[Dataset records]
________________

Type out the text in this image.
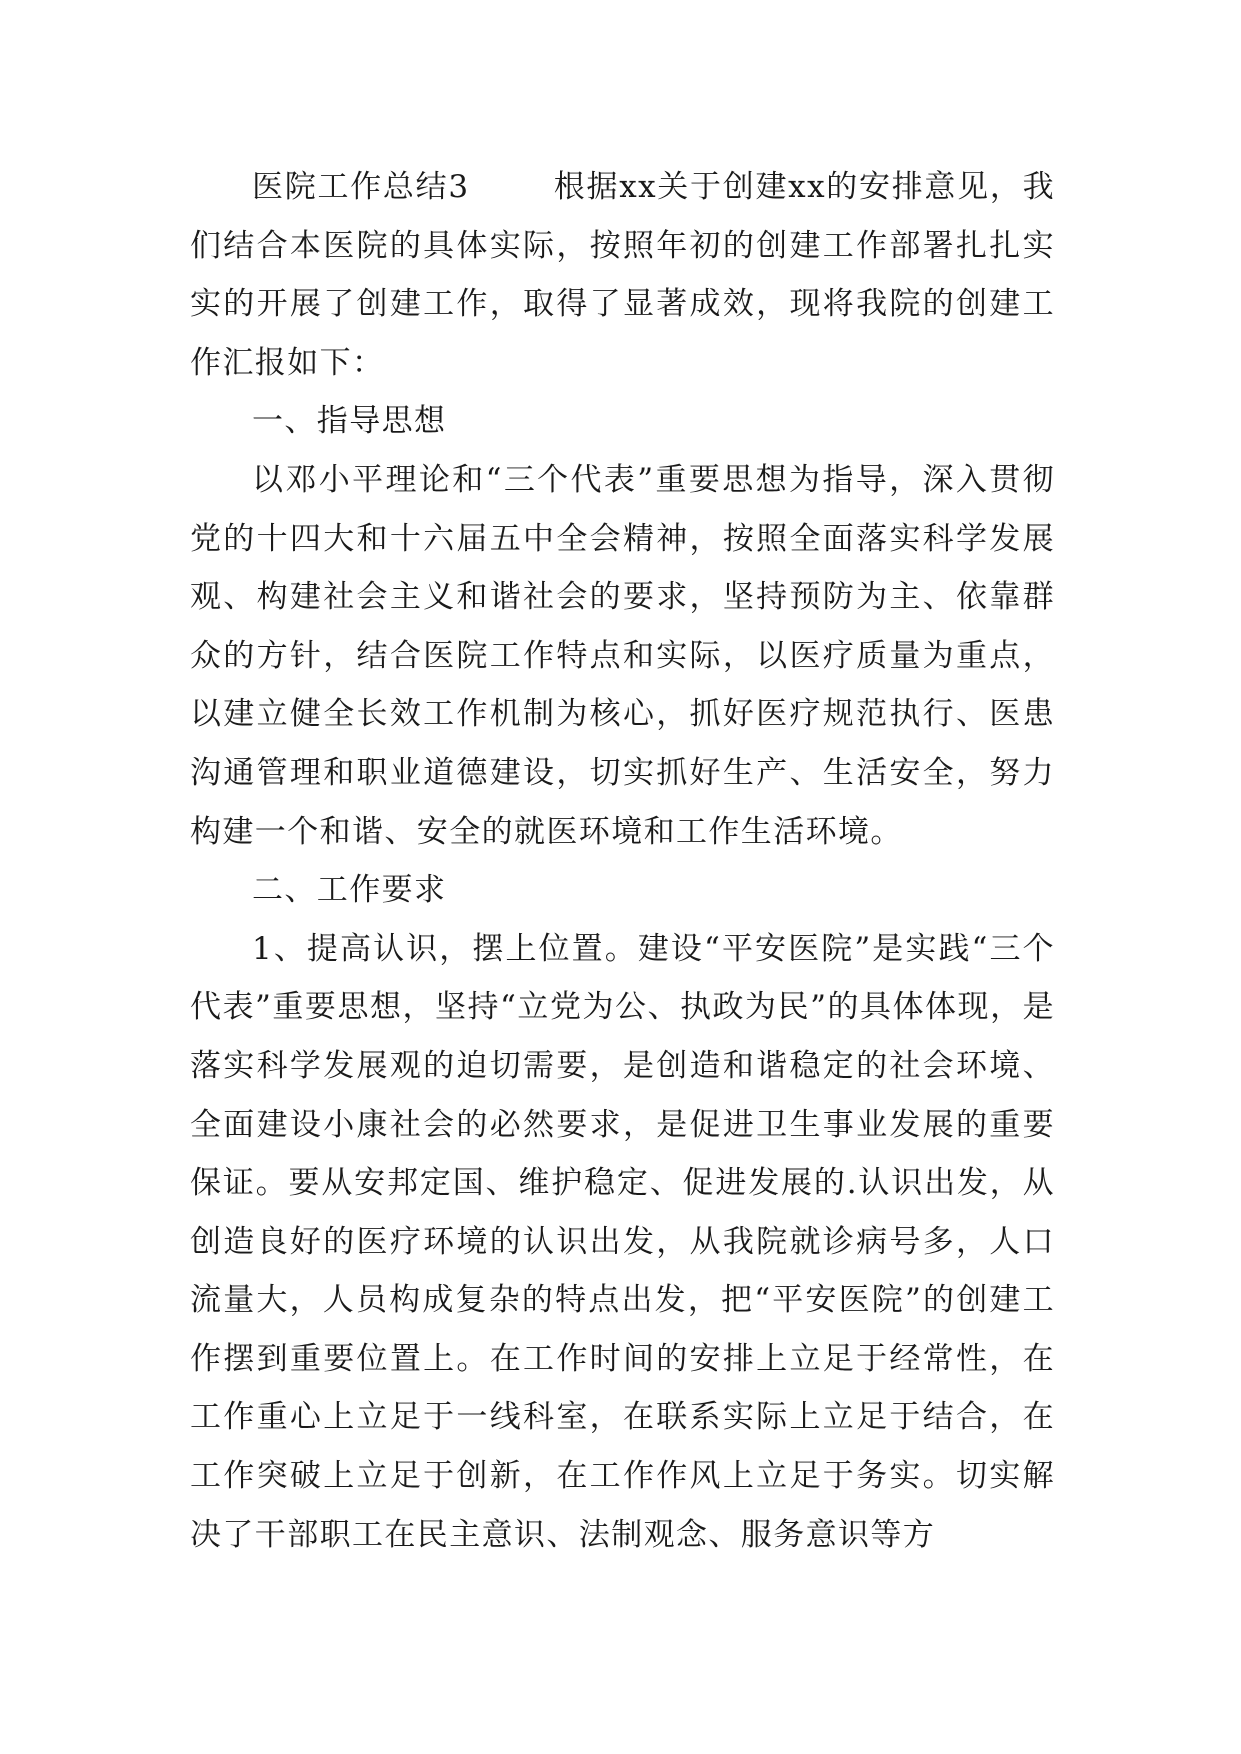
医院工作总结3	根据xx关于创建xx的安排意见，我们结合本医院的具体实际，按照年初的创建工作部署扎扎实实的开展了创建工作，取得了显著成效，现将我院的创建工作汇报如下：

一、指导思想

以邓小平理论和“三个代表”重要思想为指导，深入贯彻党的十四大和十六届五中全会精神，按照全面落实科学发展观、构建社会主义和谐社会的要求，坚持预防为主、依靠群众的方针，结合医院工作特点和实际，以医疗质量为重点，以建立健全长效工作机制为核心，抓好医疗规范执行、医患沟通管理和职业道德建设，切实抓好生产、生活安全，努力构建一个和谐、安全的就医环境和工作生活环境。

二、工作要求

1、提高认识，摆上位置。建设“平安医院”是实践“三个代表”重要思想，坚持“立党为公、执政为民”的具体体现，是落实科学发展观的迫切需要，是创造和谐稳定的社会环境、全面建设小康社会的必然要求，是促进卫生事业发展的重要保证。要从安邦定国、维护稳定、促进发展的.认识出发，从创造良好的医疗环境的认识出发，从我院就诊病号多，人口流量大，人员构成复杂的特点出发，把“平安医院”的创建工作摆到重要位置上。在工作时间的安排上立足于经常性，在工作重心上立足于一线科室，在联系实际上立足于结合，在工作突破上立足于创新，在工作作风上立足于务实。切实解决了干部职工在民主意识、法制观念、服务意识等方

________________

— GIVEN PROBLEM —
Quote the preceding records in their entirety, excluding every picture.

— TASK SOLUTION —
Type out the text in this image.
医院工作总结3	根据xx关于创建xx的安排意见，我们结合本医院的具体实际，按照年初的创建工作部署扎扎实实的开展了创建工作，取得了显著成效，现将我院的创建工作汇报如下：

一、指导思想

以邓小平理论和“三个代表”重要思想为指导，深入贯彻党的十四大和十六届五中全会精神，按照全面落实科学发展观、构建社会主义和谐社会的要求，坚持预防为主、依靠群众的方针，结合医院工作特点和实际，以医疗质量为重点，以建立健全长效工作机制为核心，抓好医疗规范执行、医患沟通管理和职业道德建设，切实抓好生产、生活安全，努力构建一个和谐、安全的就医环境和工作生活环境。

二、工作要求

1、提高认识，摆上位置。建设“平安医院”是实践“三个代表”重要思想，坚持“立党为公、执政为民”的具体体现，是落实科学发展观的迫切需要，是创造和谐稳定的社会环境、全面建设小康社会的必然要求，是促进卫生事业发展的重要保证。要从安邦定国、维护稳定、促进发展的.认识出发，从创造良好的医疗环境的认识出发，从我院就诊病号多，人口流量大，人员构成复杂的特点出发，把“平安医院”的创建工作摆到重要位置上。在工作时间的安排上立足于经常性，在工作重心上立足于一线科室，在联系实际上立足于结合，在工作突破上立足于创新，在工作作风上立足于务实。切实解决了干部职工在民主意识、法制观念、服务意识等方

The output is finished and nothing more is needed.